▶ **Prompt**: Read the material below and count the lines holding the string "Food". Give that count with nothing added.

::: Input data

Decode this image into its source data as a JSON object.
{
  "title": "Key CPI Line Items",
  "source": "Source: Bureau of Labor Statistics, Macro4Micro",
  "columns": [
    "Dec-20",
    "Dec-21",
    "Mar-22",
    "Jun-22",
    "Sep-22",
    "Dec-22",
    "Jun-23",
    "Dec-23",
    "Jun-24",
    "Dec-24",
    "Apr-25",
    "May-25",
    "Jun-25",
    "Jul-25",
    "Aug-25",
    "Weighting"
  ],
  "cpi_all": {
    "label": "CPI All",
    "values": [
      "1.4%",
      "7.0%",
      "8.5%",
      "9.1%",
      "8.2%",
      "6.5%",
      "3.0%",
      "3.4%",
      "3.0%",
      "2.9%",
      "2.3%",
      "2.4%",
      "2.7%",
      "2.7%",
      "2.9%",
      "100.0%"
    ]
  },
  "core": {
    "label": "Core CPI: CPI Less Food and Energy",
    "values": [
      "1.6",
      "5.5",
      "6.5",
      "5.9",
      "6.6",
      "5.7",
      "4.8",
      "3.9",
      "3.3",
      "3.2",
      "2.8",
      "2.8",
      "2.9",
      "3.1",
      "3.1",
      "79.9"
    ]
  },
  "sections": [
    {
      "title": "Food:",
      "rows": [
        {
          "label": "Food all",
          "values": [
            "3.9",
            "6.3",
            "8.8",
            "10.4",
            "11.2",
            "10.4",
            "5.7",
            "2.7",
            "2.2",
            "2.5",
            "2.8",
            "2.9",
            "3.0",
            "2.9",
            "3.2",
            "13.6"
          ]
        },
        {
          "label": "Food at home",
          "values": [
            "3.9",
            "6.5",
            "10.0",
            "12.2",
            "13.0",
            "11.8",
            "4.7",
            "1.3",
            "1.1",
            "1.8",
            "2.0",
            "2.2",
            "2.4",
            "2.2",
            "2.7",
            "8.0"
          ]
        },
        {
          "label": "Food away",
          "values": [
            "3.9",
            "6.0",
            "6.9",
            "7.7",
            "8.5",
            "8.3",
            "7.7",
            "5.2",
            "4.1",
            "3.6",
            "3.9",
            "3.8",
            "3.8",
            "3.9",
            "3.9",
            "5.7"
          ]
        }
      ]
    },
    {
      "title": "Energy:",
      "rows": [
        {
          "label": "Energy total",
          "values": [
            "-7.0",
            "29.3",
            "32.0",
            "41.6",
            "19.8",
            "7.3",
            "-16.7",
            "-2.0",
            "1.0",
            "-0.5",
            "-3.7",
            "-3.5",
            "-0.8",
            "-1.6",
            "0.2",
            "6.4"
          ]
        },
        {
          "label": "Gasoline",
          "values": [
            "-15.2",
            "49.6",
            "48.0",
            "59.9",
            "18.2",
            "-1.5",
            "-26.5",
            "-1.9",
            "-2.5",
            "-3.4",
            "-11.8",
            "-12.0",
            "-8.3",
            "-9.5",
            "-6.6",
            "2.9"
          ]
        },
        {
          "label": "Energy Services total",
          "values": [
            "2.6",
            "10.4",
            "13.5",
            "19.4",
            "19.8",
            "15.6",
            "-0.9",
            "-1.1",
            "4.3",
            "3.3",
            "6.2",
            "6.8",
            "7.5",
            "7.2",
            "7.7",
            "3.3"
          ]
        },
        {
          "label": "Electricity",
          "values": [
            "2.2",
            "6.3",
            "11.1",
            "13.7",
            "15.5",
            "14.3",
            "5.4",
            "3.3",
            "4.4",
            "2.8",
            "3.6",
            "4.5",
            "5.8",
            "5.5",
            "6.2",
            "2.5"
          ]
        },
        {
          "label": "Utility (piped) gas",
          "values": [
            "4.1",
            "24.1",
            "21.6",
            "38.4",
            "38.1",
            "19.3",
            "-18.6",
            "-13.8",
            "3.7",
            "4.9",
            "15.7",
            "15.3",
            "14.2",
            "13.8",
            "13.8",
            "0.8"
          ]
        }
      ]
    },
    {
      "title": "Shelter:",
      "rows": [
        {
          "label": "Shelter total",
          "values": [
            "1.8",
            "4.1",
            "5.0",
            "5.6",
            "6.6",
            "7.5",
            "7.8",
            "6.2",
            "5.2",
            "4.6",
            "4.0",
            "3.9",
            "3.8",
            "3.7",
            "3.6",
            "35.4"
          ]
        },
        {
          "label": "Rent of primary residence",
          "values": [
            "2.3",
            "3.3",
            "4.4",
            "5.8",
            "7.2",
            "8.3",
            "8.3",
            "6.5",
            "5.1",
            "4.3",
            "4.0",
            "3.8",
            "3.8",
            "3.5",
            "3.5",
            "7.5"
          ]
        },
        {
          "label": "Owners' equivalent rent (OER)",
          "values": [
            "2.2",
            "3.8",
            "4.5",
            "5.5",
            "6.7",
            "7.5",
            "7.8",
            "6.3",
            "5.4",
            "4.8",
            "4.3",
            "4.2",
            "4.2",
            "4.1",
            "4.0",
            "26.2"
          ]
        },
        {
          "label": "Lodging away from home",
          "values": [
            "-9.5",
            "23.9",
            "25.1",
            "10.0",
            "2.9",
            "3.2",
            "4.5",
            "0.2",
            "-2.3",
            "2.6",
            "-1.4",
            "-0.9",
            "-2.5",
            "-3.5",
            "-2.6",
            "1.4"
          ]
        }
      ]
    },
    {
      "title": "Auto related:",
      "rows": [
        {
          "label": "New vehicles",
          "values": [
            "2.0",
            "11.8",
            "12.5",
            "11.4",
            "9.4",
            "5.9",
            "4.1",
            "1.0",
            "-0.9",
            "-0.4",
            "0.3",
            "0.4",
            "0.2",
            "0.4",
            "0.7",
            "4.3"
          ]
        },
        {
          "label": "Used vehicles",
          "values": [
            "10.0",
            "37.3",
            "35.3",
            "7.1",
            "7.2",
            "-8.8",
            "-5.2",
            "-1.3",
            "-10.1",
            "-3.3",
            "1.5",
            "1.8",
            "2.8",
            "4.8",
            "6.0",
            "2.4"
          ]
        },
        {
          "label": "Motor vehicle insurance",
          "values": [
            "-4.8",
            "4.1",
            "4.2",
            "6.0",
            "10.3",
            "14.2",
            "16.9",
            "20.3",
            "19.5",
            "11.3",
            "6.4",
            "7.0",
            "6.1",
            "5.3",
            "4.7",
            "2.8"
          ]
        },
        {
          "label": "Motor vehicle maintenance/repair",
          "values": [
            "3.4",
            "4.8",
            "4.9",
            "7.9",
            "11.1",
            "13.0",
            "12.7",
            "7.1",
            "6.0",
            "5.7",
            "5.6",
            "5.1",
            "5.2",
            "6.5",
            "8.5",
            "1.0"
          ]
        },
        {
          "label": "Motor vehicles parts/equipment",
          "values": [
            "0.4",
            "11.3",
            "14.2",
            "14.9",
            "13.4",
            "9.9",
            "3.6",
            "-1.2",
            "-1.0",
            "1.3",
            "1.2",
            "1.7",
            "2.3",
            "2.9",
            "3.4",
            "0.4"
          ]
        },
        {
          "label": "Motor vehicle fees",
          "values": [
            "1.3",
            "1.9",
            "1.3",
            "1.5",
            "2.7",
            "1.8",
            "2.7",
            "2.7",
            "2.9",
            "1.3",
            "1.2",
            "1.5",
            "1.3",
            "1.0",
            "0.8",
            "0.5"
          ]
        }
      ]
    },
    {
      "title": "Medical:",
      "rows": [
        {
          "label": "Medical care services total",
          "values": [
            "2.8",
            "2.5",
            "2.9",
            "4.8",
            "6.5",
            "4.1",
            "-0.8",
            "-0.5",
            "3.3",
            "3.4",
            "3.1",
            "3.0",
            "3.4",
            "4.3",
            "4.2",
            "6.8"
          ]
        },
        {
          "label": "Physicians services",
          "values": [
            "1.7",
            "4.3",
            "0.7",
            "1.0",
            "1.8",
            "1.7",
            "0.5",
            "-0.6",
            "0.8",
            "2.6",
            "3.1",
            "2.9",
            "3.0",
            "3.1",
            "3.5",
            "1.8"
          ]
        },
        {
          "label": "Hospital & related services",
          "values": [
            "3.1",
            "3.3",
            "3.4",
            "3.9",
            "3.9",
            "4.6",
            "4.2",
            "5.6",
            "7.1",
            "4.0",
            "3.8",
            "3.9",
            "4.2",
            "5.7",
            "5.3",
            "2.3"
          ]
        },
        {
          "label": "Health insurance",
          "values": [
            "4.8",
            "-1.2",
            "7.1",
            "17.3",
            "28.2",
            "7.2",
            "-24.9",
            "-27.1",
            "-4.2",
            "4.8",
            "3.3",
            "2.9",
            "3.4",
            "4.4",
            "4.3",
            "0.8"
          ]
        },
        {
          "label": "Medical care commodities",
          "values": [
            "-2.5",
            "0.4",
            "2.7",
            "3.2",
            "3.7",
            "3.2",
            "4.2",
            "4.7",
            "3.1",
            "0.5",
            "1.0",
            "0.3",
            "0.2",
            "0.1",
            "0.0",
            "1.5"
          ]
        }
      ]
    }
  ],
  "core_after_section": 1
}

::::::

▶ **Full solution**: 5